(Items from a data source)
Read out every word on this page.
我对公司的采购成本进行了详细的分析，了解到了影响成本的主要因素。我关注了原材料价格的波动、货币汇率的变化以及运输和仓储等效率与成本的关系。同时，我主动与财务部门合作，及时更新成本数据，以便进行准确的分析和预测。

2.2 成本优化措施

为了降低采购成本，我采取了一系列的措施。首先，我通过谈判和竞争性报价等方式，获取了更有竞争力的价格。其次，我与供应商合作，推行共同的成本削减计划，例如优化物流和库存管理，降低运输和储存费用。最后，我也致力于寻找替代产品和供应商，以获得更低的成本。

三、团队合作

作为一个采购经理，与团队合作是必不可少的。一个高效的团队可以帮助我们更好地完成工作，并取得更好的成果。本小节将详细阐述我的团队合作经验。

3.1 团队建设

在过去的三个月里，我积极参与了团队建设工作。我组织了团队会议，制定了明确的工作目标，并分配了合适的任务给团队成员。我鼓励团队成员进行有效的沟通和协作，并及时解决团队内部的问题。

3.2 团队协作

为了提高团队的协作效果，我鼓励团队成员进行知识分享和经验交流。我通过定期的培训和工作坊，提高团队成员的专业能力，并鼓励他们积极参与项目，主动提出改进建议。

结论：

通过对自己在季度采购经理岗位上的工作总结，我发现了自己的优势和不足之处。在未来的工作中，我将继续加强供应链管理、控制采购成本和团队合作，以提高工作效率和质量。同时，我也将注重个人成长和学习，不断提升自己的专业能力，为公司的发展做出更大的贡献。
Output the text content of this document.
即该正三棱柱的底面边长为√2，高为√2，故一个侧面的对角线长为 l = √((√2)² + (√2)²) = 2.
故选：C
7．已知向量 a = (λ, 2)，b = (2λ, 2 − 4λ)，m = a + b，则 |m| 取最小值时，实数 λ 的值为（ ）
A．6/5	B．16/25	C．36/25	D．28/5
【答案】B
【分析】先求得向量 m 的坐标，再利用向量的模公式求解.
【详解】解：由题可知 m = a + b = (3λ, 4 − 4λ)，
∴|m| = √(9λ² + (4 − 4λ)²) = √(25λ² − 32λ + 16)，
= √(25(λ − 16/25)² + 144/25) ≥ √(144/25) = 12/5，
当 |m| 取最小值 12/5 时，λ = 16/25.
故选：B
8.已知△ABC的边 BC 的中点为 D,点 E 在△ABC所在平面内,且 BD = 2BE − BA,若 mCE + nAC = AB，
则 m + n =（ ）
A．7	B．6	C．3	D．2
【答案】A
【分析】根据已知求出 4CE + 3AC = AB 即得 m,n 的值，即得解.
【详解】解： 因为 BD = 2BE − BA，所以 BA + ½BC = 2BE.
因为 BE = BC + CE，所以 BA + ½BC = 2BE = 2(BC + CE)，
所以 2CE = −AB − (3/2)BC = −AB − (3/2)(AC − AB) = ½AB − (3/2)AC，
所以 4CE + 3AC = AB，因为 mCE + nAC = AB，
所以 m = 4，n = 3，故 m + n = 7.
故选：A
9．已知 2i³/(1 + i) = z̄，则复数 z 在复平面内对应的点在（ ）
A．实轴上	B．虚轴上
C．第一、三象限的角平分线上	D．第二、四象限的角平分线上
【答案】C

Problem statement
Read through the data and copy every line where "this" shows up.

Exercise result
Read out every word on this page.
Output the text content of this document.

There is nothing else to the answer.